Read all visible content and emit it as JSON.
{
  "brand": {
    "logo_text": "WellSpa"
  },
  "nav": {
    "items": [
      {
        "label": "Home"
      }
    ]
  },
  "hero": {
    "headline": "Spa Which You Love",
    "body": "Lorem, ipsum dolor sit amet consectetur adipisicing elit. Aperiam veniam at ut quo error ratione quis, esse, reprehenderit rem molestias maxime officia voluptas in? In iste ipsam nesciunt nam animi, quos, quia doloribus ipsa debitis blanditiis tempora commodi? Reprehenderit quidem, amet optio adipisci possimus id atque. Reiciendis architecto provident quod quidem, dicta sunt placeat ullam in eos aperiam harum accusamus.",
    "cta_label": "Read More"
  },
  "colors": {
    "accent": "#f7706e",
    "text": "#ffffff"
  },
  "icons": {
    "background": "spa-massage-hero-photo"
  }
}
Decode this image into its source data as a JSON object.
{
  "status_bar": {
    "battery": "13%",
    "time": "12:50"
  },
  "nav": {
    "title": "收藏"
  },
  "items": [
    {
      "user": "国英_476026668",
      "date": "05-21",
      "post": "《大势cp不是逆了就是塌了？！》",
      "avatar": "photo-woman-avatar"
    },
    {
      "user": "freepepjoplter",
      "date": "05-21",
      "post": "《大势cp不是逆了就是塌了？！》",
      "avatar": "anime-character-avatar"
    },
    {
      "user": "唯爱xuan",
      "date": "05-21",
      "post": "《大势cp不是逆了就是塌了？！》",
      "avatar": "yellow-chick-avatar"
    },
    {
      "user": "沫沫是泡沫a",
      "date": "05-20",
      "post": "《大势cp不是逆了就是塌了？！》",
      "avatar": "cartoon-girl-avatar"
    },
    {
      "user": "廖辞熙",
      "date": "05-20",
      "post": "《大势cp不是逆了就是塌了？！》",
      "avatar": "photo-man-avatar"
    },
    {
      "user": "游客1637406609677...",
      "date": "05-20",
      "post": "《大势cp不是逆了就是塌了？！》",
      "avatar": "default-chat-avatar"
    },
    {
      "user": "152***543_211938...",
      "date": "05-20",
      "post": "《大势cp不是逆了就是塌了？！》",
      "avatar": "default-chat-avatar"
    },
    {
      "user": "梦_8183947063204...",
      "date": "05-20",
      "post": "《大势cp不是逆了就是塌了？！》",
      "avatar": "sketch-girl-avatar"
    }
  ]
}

▶ [Exercise prompt] State how many lines of the listing include "avatar", and nothing more.

▶ [Output] 8